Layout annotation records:
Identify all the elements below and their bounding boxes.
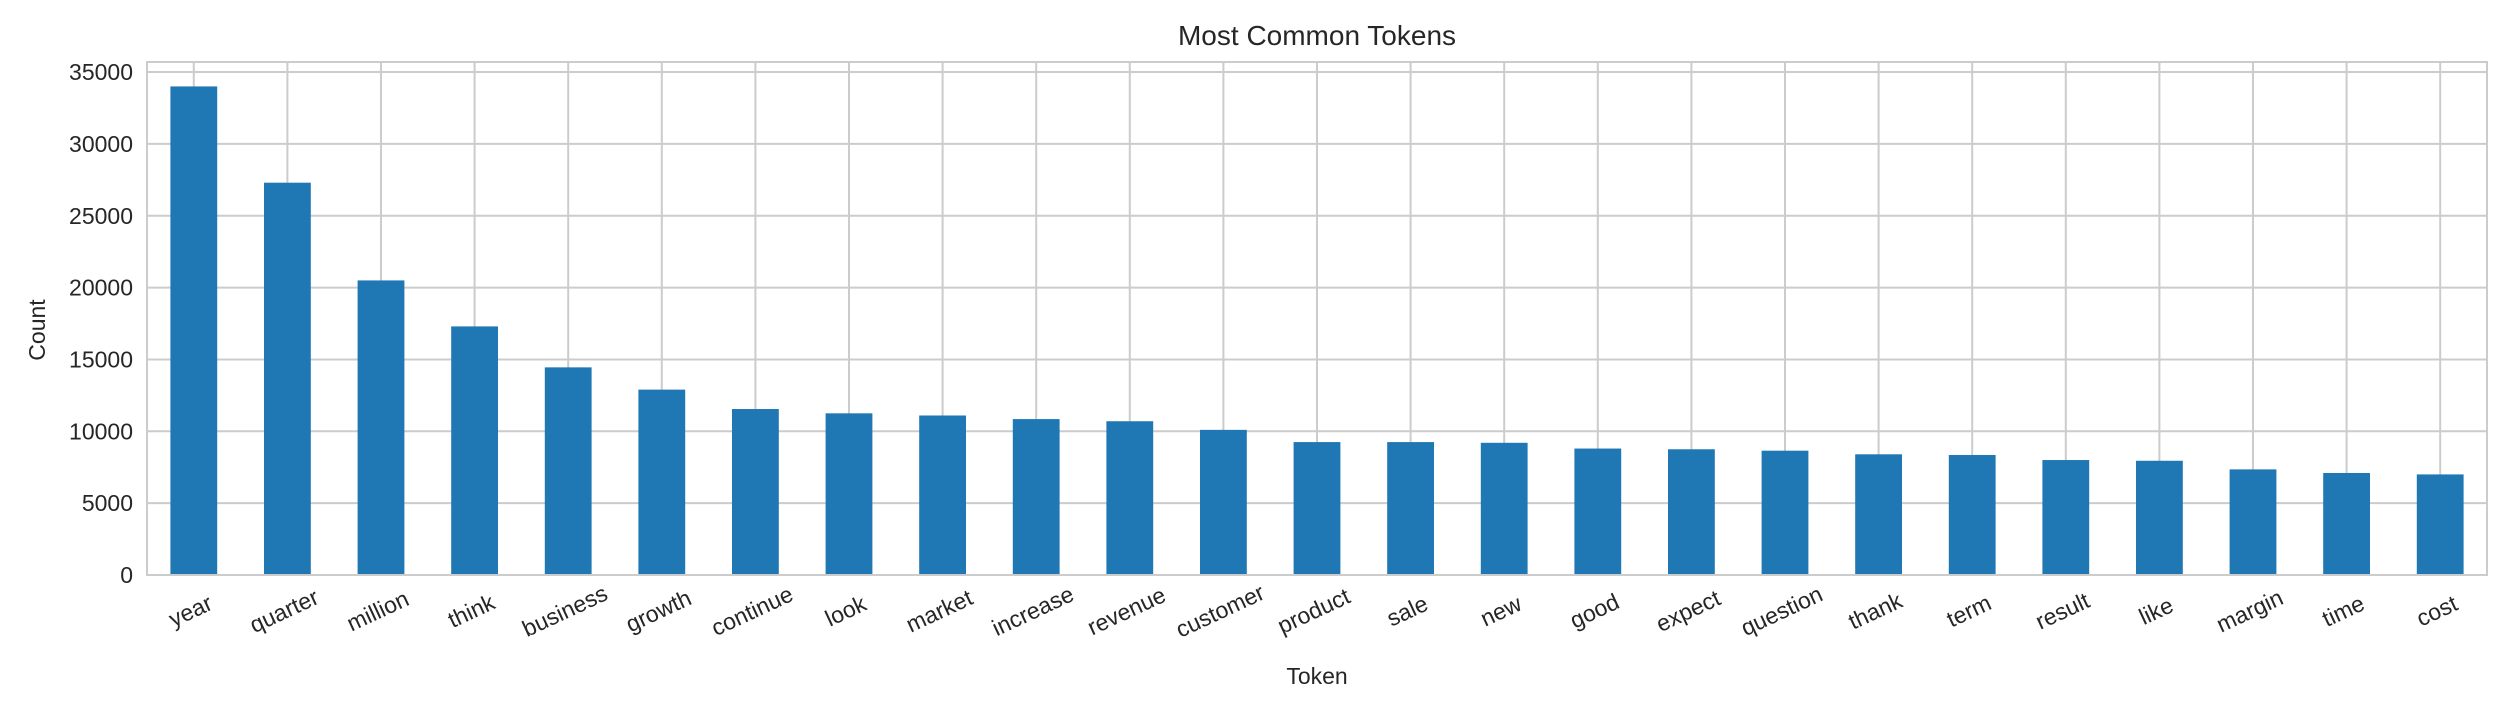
bar-million [357, 280, 405, 575]
bar-margin [2229, 469, 2277, 575]
bar-increase [1012, 419, 1060, 575]
bar-product [1293, 442, 1341, 575]
y-tick-label: 30000 [69, 131, 133, 157]
bar-expect [1668, 449, 1715, 575]
chart-title: Most Common Tokens [1178, 20, 1456, 51]
bar-quarter [264, 182, 311, 576]
y-tick-label: 10000 [69, 418, 133, 444]
bar-time [2323, 472, 2370, 575]
bar-revenue [1106, 421, 1154, 575]
y-tick-label: 20000 [69, 275, 133, 301]
bar-like [2136, 460, 2183, 575]
bars [170, 86, 2464, 576]
bar-business [544, 367, 592, 575]
bar-continue [732, 409, 779, 575]
bar-question [1761, 450, 1809, 575]
bar-result [2042, 460, 2090, 575]
plot-frame [146, 61, 2488, 576]
bar-year [170, 86, 218, 575]
y-tick-label: 5000 [82, 490, 133, 516]
y-axis-label: Count [24, 299, 50, 361]
y-tick-label: 25000 [69, 203, 133, 229]
y-tick-labels: 0 5000 10000 15000 20000 25000 30000 35000 [69, 59, 133, 588]
bar-market [919, 415, 966, 575]
bar-thank [1855, 454, 1902, 575]
bar-think [451, 326, 498, 575]
y-tick-label: 0 [120, 562, 133, 588]
y-tick-label: 15000 [69, 346, 133, 372]
bar-good [1574, 448, 1622, 575]
y-tick-label: 35000 [69, 59, 133, 85]
bar-growth [638, 389, 686, 575]
bar-look [825, 413, 873, 575]
x-axis-label: Token [1286, 663, 1347, 689]
bar-new [1480, 442, 1528, 575]
bar-cost [2416, 474, 2464, 575]
bar-term [1948, 455, 1996, 575]
bar-sale [1387, 442, 1434, 575]
bar-customer [1200, 429, 1247, 575]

Directions for this task:
Turn every line of the entries above into a Markdown table with two columns, Row and Line. Put a row number in the Row column and the line itself in the Line column, skip blank lines, and leave the pictures out.

Complete output:
| Row | Line |
|---|---|
| 1 | Identify all the elements below and their bounding boxes. |
| 2 | bar-million [357, 280, 405, 575] |
| 3 | bar-margin [2229, 469, 2277, 575] |
| 4 | bar-increase [1012, 419, 1060, 575] |
| 5 | bar-product [1293, 442, 1341, 575] |
| 6 | y-tick-label: 30000 [69, 131, 133, 157] |
| 7 | bar-expect [1668, 449, 1715, 575] |
| 8 | chart-title: Most Common Tokens [1178, 20, 1456, 51] |
| 9 | bar-quarter [264, 182, 311, 576] |
| 10 | y-tick-label: 10000 [69, 418, 133, 444] |
| 11 | bar-time [2323, 472, 2370, 575] |
| 12 | bar-revenue [1106, 421, 1154, 575] |
| 13 | y-tick-label: 20000 [69, 275, 133, 301] |
| 14 | bar-like [2136, 460, 2183, 575] |
| 15 | bars [170, 86, 2464, 576] |
| 16 | bar-business [544, 367, 592, 575] |
| 17 | bar-continue [732, 409, 779, 575] |
| 18 | bar-question [1761, 450, 1809, 575] |
| 19 | bar-result [2042, 460, 2090, 575] |
| 20 | plot-frame [146, 61, 2488, 576] |
| 21 | bar-year [170, 86, 218, 575] |
| 22 | y-tick-label: 5000 [82, 490, 133, 516] |
| 23 | y-axis-label: Count [24, 299, 50, 361] |
| 24 | y-tick-label: 25000 [69, 203, 133, 229] |
| 25 | y-tick-labels: 0 5000 10000 15000 20000 25000 30000 35000 [69, 59, 133, 588] |
| 26 | bar-market [919, 415, 966, 575] |
| 27 | bar-thank [1855, 454, 1902, 575] |
| 28 | bar-think [451, 326, 498, 575] |
| 29 | y-tick-label: 0 [120, 562, 133, 588] |
| 30 | y-tick-label: 15000 [69, 346, 133, 372] |
| 31 | bar-good [1574, 448, 1622, 575] |
| 32 | y-tick-label: 35000 [69, 59, 133, 85] |
| 33 | bar-growth [638, 389, 686, 575] |
| 34 | bar-look [825, 413, 873, 575] |
| 35 | x-axis-label: Token [1286, 663, 1347, 689] |
| 36 | bar-new [1480, 442, 1528, 575] |
| 37 | bar-cost [2416, 474, 2464, 575] |
| 38 | bar-term [1948, 455, 1996, 575] |
| 39 | bar-sale [1387, 442, 1434, 575] |
| 40 | bar-customer [1200, 429, 1247, 575] |